WORK TO COMPLETE
Quote the records beneath, complete and exact. Leave out images.

::: PROVIDED RECORDS

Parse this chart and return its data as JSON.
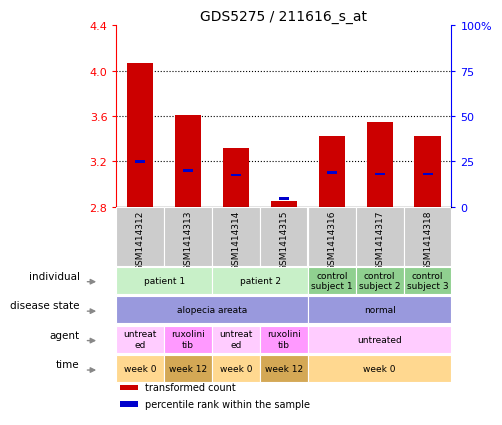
{
  "title": "GDS5275 / 211616_s_at",
  "samples": [
    "GSM1414312",
    "GSM1414313",
    "GSM1414314",
    "GSM1414315",
    "GSM1414316",
    "GSM1414317",
    "GSM1414318"
  ],
  "red_values": [
    4.07,
    3.61,
    3.32,
    2.85,
    3.42,
    3.55,
    3.42
  ],
  "blue_values": [
    3.2,
    3.12,
    3.08,
    2.87,
    3.1,
    3.09,
    3.09
  ],
  "ylim": [
    2.8,
    4.4
  ],
  "y2lim": [
    0,
    100
  ],
  "yticks": [
    2.8,
    3.2,
    3.6,
    4.0,
    4.4
  ],
  "y2ticks": [
    0,
    25,
    50,
    75,
    100
  ],
  "y2ticklabels": [
    "0",
    "25",
    "50",
    "75",
    "100%"
  ],
  "bar_width": 0.55,
  "bar_bottom": 2.8,
  "rows": [
    {
      "label": "individual",
      "groups": [
        {
          "cols": [
            0,
            1
          ],
          "text": "patient 1",
          "color": "#c8f0c8"
        },
        {
          "cols": [
            2,
            3
          ],
          "text": "patient 2",
          "color": "#c8f0c8"
        },
        {
          "cols": [
            4
          ],
          "text": "control\nsubject 1",
          "color": "#90d090"
        },
        {
          "cols": [
            5
          ],
          "text": "control\nsubject 2",
          "color": "#90d090"
        },
        {
          "cols": [
            6
          ],
          "text": "control\nsubject 3",
          "color": "#90d090"
        }
      ]
    },
    {
      "label": "disease state",
      "groups": [
        {
          "cols": [
            0,
            1,
            2,
            3
          ],
          "text": "alopecia areata",
          "color": "#9999dd"
        },
        {
          "cols": [
            4,
            5,
            6
          ],
          "text": "normal",
          "color": "#9999dd"
        }
      ]
    },
    {
      "label": "agent",
      "groups": [
        {
          "cols": [
            0
          ],
          "text": "untreat\ned",
          "color": "#ffccff"
        },
        {
          "cols": [
            1
          ],
          "text": "ruxolini\ntib",
          "color": "#ff99ff"
        },
        {
          "cols": [
            2
          ],
          "text": "untreat\ned",
          "color": "#ffccff"
        },
        {
          "cols": [
            3
          ],
          "text": "ruxolini\ntib",
          "color": "#ff99ff"
        },
        {
          "cols": [
            4,
            5,
            6
          ],
          "text": "untreated",
          "color": "#ffccff"
        }
      ]
    },
    {
      "label": "time",
      "groups": [
        {
          "cols": [
            0
          ],
          "text": "week 0",
          "color": "#ffd890"
        },
        {
          "cols": [
            1
          ],
          "text": "week 12",
          "color": "#d4a855"
        },
        {
          "cols": [
            2
          ],
          "text": "week 0",
          "color": "#ffd890"
        },
        {
          "cols": [
            3
          ],
          "text": "week 12",
          "color": "#d4a855"
        },
        {
          "cols": [
            4,
            5,
            6
          ],
          "text": "week 0",
          "color": "#ffd890"
        }
      ]
    }
  ],
  "legend": [
    {
      "color": "#cc0000",
      "label": "transformed count"
    },
    {
      "color": "#0000cc",
      "label": "percentile rank within the sample"
    }
  ],
  "sample_label_bg": "#cccccc",
  "chart_bg": "#ffffff"
}
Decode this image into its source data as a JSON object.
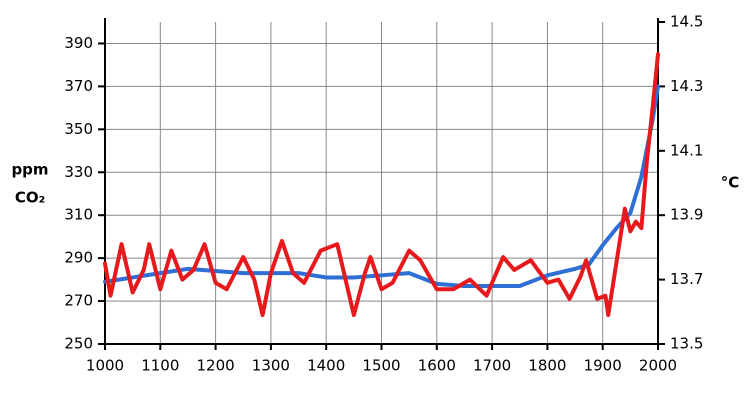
{
  "chart_data": {
    "type": "line",
    "ylabel": [
      "ppm",
      "CO₂"
    ],
    "y2label": "°C",
    "xlim": [
      1000,
      2000
    ],
    "xticks": [
      1000,
      1100,
      1200,
      1300,
      1400,
      1500,
      1600,
      1700,
      1800,
      1900,
      2000
    ],
    "ylim": [
      250,
      400
    ],
    "yticks": [
      250,
      270,
      290,
      310,
      330,
      350,
      370,
      390
    ],
    "y2lim": [
      13.5,
      14.5
    ],
    "y2ticks": [
      13.5,
      13.7,
      13.9,
      14.1,
      14.3,
      14.5
    ],
    "grid": true,
    "series": [
      {
        "color": "#2e6fd6",
        "axis": "y",
        "x": [
          1000,
          1050,
          1100,
          1150,
          1200,
          1250,
          1300,
          1350,
          1400,
          1450,
          1500,
          1550,
          1600,
          1650,
          1700,
          1750,
          1800,
          1850,
          1875,
          1900,
          1925,
          1950,
          1970,
          1990,
          2000
        ],
        "values": [
          279,
          281,
          283,
          285,
          284,
          283,
          283,
          283,
          281,
          281,
          282,
          283,
          278,
          277,
          277,
          277,
          282,
          285,
          287,
          296,
          304,
          311,
          328,
          354,
          370
        ]
      },
      {
        "color": "#e8191c",
        "axis": "y2",
        "x": [
          1000,
          1010,
          1030,
          1050,
          1070,
          1080,
          1100,
          1120,
          1140,
          1160,
          1180,
          1200,
          1220,
          1250,
          1270,
          1285,
          1300,
          1320,
          1340,
          1360,
          1390,
          1420,
          1450,
          1470,
          1480,
          1500,
          1520,
          1550,
          1570,
          1600,
          1630,
          1660,
          1690,
          1720,
          1740,
          1770,
          1800,
          1820,
          1840,
          1860,
          1870,
          1890,
          1905,
          1910,
          1930,
          1940,
          1950,
          1960,
          1970,
          1980,
          1990,
          2000
        ],
        "values": [
          13.75,
          13.65,
          13.81,
          13.66,
          13.73,
          13.81,
          13.67,
          13.79,
          13.7,
          13.73,
          13.81,
          13.69,
          13.67,
          13.77,
          13.7,
          13.59,
          13.72,
          13.82,
          13.72,
          13.69,
          13.79,
          13.81,
          13.59,
          13.72,
          13.77,
          13.67,
          13.69,
          13.79,
          13.76,
          13.67,
          13.67,
          13.7,
          13.65,
          13.77,
          13.73,
          13.76,
          13.69,
          13.7,
          13.64,
          13.71,
          13.76,
          13.64,
          13.65,
          13.59,
          13.81,
          13.92,
          13.85,
          13.88,
          13.86,
          14.07,
          14.23,
          14.4
        ]
      }
    ]
  }
}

::::::

TASK ANSWER
Parse this chart and return its data as JSON.
{
  "title": "GDS5275 / 211616_s_at",
  "samples": [
    "GSM1414312",
    "GSM1414313",
    "GSM1414314",
    "GSM1414315",
    "GSM1414316",
    "GSM1414317",
    "GSM1414318"
  ],
  "red_values": [
    4.07,
    3.61,
    3.32,
    2.85,
    3.42,
    3.55,
    3.42
  ],
  "blue_values": [
    3.2,
    3.12,
    3.08,
    2.87,
    3.1,
    3.09,
    3.09
  ],
  "ylim": [
    2.8,
    4.4
  ],
  "y2lim": [
    0,
    100
  ],
  "yticks": [
    2.8,
    3.2,
    3.6,
    4.0,
    4.4
  ],
  "y2ticks": [
    0,
    25,
    50,
    75,
    100
  ],
  "y2ticklabels": [
    "0",
    "25",
    "50",
    "75",
    "100%"
  ],
  "bar_width": 0.55,
  "bar_bottom": 2.8,
  "rows": [
    {
      "label": "individual",
      "groups": [
        {
          "cols": [
            0,
            1
          ],
          "text": "patient 1",
          "color": "#c8f0c8"
        },
        {
          "cols": [
            2,
            3
          ],
          "text": "patient 2",
          "color": "#c8f0c8"
        },
        {
          "cols": [
            4
          ],
          "text": "control\nsubject 1",
          "color": "#90d090"
        },
        {
          "cols": [
            5
          ],
          "text": "control\nsubject 2",
          "color": "#90d090"
        },
        {
          "cols": [
            6
          ],
          "text": "control\nsubject 3",
          "color": "#90d090"
        }
      ]
    },
    {
      "label": "disease state",
      "groups": [
        {
          "cols": [
            0,
            1,
            2,
            3
          ],
          "text": "alopecia areata",
          "color": "#9999dd"
        },
        {
          "cols": [
            4,
            5,
            6
          ],
          "text": "normal",
          "color": "#9999dd"
        }
      ]
    },
    {
      "label": "agent",
      "groups": [
        {
          "cols": [
            0
          ],
          "text": "untreat\ned",
          "color": "#ffccff"
        },
        {
          "cols": [
            1
          ],
          "text": "ruxolini\ntib",
          "color": "#ff99ff"
        },
        {
          "cols": [
            2
          ],
          "text": "untreat\ned",
          "color": "#ffccff"
        },
        {
          "cols": [
            3
          ],
          "text": "ruxolini\ntib",
          "color": "#ff99ff"
        },
        {
          "cols": [
            4,
            5,
            6
          ],
          "text": "untreated",
          "color": "#ffccff"
        }
      ]
    },
    {
      "label": "time",
      "groups": [
        {
          "cols": [
            0
          ],
          "text": "week 0",
          "color": "#ffd890"
        },
        {
          "cols": [
            1
          ],
          "text": "week 12",
          "color": "#d4a855"
        },
        {
          "cols": [
            2
          ],
          "text": "week 0",
          "color": "#ffd890"
        },
        {
          "cols": [
            3
          ],
          "text": "week 12",
          "color": "#d4a855"
        },
        {
          "cols": [
            4,
            5,
            6
          ],
          "text": "week 0",
          "color": "#ffd890"
        }
      ]
    }
  ],
  "legend": [
    {
      "color": "#cc0000",
      "label": "transformed count"
    },
    {
      "color": "#0000cc",
      "label": "percentile rank within the sample"
    }
  ],
  "sample_label_bg": "#cccccc",
  "chart_bg": "#ffffff"
}
Decode this image into its source data as a JSON object.
{
  "chart_data": {
    "type": "line",
    "ylabel": [
      "ppm",
      "CO₂"
    ],
    "y2label": "°C",
    "xlim": [
      1000,
      2000
    ],
    "xticks": [
      1000,
      1100,
      1200,
      1300,
      1400,
      1500,
      1600,
      1700,
      1800,
      1900,
      2000
    ],
    "ylim": [
      250,
      400
    ],
    "yticks": [
      250,
      270,
      290,
      310,
      330,
      350,
      370,
      390
    ],
    "y2lim": [
      13.5,
      14.5
    ],
    "y2ticks": [
      13.5,
      13.7,
      13.9,
      14.1,
      14.3,
      14.5
    ],
    "grid": true,
    "series": [
      {
        "color": "#2e6fd6",
        "axis": "y",
        "x": [
          1000,
          1050,
          1100,
          1150,
          1200,
          1250,
          1300,
          1350,
          1400,
          1450,
          1500,
          1550,
          1600,
          1650,
          1700,
          1750,
          1800,
          1850,
          1875,
          1900,
          1925,
          1950,
          1970,
          1990,
          2000
        ],
        "values": [
          279,
          281,
          283,
          285,
          284,
          283,
          283,
          283,
          281,
          281,
          282,
          283,
          278,
          277,
          277,
          277,
          282,
          285,
          287,
          296,
          304,
          311,
          328,
          354,
          370
        ]
      },
      {
        "color": "#e8191c",
        "axis": "y2",
        "x": [
          1000,
          1010,
          1030,
          1050,
          1070,
          1080,
          1100,
          1120,
          1140,
          1160,
          1180,
          1200,
          1220,
          1250,
          1270,
          1285,
          1300,
          1320,
          1340,
          1360,
          1390,
          1420,
          1450,
          1470,
          1480,
          1500,
          1520,
          1550,
          1570,
          1600,
          1630,
          1660,
          1690,
          1720,
          1740,
          1770,
          1800,
          1820,
          1840,
          1860,
          1870,
          1890,
          1905,
          1910,
          1930,
          1940,
          1950,
          1960,
          1970,
          1980,
          1990,
          2000
        ],
        "values": [
          13.75,
          13.65,
          13.81,
          13.66,
          13.73,
          13.81,
          13.67,
          13.79,
          13.7,
          13.73,
          13.81,
          13.69,
          13.67,
          13.77,
          13.7,
          13.59,
          13.72,
          13.82,
          13.72,
          13.69,
          13.79,
          13.81,
          13.59,
          13.72,
          13.77,
          13.67,
          13.69,
          13.79,
          13.76,
          13.67,
          13.67,
          13.7,
          13.65,
          13.77,
          13.73,
          13.76,
          13.69,
          13.7,
          13.64,
          13.71,
          13.76,
          13.64,
          13.65,
          13.59,
          13.81,
          13.92,
          13.85,
          13.88,
          13.86,
          14.07,
          14.23,
          14.4
        ]
      }
    ]
  }
}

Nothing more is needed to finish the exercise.